What you should do
Your job is to restate each entry word for word.

Input rows
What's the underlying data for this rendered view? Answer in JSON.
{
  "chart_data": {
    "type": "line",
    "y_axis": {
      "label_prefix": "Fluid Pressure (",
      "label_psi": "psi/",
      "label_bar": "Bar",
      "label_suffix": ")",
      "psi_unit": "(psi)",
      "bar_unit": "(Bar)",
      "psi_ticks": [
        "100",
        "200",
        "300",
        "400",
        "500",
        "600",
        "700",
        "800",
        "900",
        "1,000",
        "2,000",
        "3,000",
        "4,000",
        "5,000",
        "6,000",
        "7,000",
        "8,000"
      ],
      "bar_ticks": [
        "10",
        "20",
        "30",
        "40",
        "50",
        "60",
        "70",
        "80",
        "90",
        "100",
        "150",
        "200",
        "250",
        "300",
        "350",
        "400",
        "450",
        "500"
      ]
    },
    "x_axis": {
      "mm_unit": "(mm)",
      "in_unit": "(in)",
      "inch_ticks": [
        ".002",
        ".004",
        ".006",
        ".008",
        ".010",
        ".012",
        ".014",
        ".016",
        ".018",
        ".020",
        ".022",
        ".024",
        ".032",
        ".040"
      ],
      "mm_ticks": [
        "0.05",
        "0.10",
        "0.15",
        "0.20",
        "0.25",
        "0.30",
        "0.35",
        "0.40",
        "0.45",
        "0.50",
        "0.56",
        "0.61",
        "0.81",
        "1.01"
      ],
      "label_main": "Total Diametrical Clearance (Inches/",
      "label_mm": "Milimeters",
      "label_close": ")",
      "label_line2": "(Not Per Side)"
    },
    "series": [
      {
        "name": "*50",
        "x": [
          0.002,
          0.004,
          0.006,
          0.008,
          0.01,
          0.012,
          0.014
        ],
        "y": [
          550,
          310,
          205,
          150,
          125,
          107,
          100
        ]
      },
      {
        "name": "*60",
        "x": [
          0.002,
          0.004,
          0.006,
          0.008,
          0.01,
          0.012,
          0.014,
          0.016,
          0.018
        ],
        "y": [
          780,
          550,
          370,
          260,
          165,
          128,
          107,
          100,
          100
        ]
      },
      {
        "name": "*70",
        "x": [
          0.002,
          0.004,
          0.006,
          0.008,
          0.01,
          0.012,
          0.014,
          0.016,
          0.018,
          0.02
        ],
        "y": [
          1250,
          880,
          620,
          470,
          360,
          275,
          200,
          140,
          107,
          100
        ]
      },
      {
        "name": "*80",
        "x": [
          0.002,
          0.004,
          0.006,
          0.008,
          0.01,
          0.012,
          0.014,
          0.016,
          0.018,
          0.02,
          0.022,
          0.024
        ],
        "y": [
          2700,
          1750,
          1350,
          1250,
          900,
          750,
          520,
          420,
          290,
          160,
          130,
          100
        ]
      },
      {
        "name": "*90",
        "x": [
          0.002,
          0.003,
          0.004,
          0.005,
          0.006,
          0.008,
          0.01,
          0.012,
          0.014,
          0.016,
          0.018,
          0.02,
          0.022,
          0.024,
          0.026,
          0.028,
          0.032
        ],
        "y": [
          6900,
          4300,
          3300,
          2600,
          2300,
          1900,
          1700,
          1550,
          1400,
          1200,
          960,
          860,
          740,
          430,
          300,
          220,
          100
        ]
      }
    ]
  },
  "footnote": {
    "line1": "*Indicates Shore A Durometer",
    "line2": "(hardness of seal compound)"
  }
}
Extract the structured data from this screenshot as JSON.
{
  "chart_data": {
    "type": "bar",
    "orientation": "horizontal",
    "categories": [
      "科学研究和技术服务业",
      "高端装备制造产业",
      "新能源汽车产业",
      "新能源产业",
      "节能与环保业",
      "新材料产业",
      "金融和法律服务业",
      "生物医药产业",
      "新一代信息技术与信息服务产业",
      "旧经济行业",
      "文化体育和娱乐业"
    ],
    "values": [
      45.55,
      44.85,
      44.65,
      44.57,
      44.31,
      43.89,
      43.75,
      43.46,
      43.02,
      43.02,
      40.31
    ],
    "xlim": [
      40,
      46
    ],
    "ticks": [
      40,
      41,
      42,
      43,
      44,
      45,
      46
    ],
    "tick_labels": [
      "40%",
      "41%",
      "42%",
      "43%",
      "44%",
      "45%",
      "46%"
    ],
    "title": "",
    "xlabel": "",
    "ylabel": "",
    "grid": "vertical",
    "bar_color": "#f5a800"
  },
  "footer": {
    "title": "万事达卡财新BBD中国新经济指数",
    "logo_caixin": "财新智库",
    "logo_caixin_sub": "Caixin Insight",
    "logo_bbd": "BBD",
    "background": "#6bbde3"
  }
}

Complete answer
What's the underlying data for this rendered view? Answer in JSON.
{
  "chart_data": {
    "type": "line",
    "y_axis": {
      "label_prefix": "Fluid Pressure (",
      "label_psi": "psi/",
      "label_bar": "Bar",
      "label_suffix": ")",
      "psi_unit": "(psi)",
      "bar_unit": "(Bar)",
      "psi_ticks": [
        "100",
        "200",
        "300",
        "400",
        "500",
        "600",
        "700",
        "800",
        "900",
        "1,000",
        "2,000",
        "3,000",
        "4,000",
        "5,000",
        "6,000",
        "7,000",
        "8,000"
      ],
      "bar_ticks": [
        "10",
        "20",
        "30",
        "40",
        "50",
        "60",
        "70",
        "80",
        "90",
        "100",
        "150",
        "200",
        "250",
        "300",
        "350",
        "400",
        "450",
        "500"
      ]
    },
    "x_axis": {
      "mm_unit": "(mm)",
      "in_unit": "(in)",
      "inch_ticks": [
        ".002",
        ".004",
        ".006",
        ".008",
        ".010",
        ".012",
        ".014",
        ".016",
        ".018",
        ".020",
        ".022",
        ".024",
        ".032",
        ".040"
      ],
      "mm_ticks": [
        "0.05",
        "0.10",
        "0.15",
        "0.20",
        "0.25",
        "0.30",
        "0.35",
        "0.40",
        "0.45",
        "0.50",
        "0.56",
        "0.61",
        "0.81",
        "1.01"
      ],
      "label_main": "Total Diametrical Clearance (Inches/",
      "label_mm": "Milimeters",
      "label_close": ")",
      "label_line2": "(Not Per Side)"
    },
    "series": [
      {
        "name": "*50",
        "x": [
          0.002,
          0.004,
          0.006,
          0.008,
          0.01,
          0.012,
          0.014
        ],
        "y": [
          550,
          310,
          205,
          150,
          125,
          107,
          100
        ]
      },
      {
        "name": "*60",
        "x": [
          0.002,
          0.004,
          0.006,
          0.008,
          0.01,
          0.012,
          0.014,
          0.016,
          0.018
        ],
        "y": [
          780,
          550,
          370,
          260,
          165,
          128,
          107,
          100,
          100
        ]
      },
      {
        "name": "*70",
        "x": [
          0.002,
          0.004,
          0.006,
          0.008,
          0.01,
          0.012,
          0.014,
          0.016,
          0.018,
          0.02
        ],
        "y": [
          1250,
          880,
          620,
          470,
          360,
          275,
          200,
          140,
          107,
          100
        ]
      },
      {
        "name": "*80",
        "x": [
          0.002,
          0.004,
          0.006,
          0.008,
          0.01,
          0.012,
          0.014,
          0.016,
          0.018,
          0.02,
          0.022,
          0.024
        ],
        "y": [
          2700,
          1750,
          1350,
          1250,
          900,
          750,
          520,
          420,
          290,
          160,
          130,
          100
        ]
      },
      {
        "name": "*90",
        "x": [
          0.002,
          0.003,
          0.004,
          0.005,
          0.006,
          0.008,
          0.01,
          0.012,
          0.014,
          0.016,
          0.018,
          0.02,
          0.022,
          0.024,
          0.026,
          0.028,
          0.032
        ],
        "y": [
          6900,
          4300,
          3300,
          2600,
          2300,
          1900,
          1700,
          1550,
          1400,
          1200,
          960,
          860,
          740,
          430,
          300,
          220,
          100
        ]
      }
    ]
  },
  "footnote": {
    "line1": "*Indicates Shore A Durometer",
    "line2": "(hardness of seal compound)"
  }
}
Extract the structured data from this screenshot as JSON.
{
  "chart_data": {
    "type": "bar",
    "orientation": "horizontal",
    "categories": [
      "科学研究和技术服务业",
      "高端装备制造产业",
      "新能源汽车产业",
      "新能源产业",
      "节能与环保业",
      "新材料产业",
      "金融和法律服务业",
      "生物医药产业",
      "新一代信息技术与信息服务产业",
      "旧经济行业",
      "文化体育和娱乐业"
    ],
    "values": [
      45.55,
      44.85,
      44.65,
      44.57,
      44.31,
      43.89,
      43.75,
      43.46,
      43.02,
      43.02,
      40.31
    ],
    "xlim": [
      40,
      46
    ],
    "ticks": [
      40,
      41,
      42,
      43,
      44,
      45,
      46
    ],
    "tick_labels": [
      "40%",
      "41%",
      "42%",
      "43%",
      "44%",
      "45%",
      "46%"
    ],
    "title": "",
    "xlabel": "",
    "ylabel": "",
    "grid": "vertical",
    "bar_color": "#f5a800"
  },
  "footer": {
    "title": "万事达卡财新BBD中国新经济指数",
    "logo_caixin": "财新智库",
    "logo_caixin_sub": "Caixin Insight",
    "logo_bbd": "BBD",
    "background": "#6bbde3"
  }
}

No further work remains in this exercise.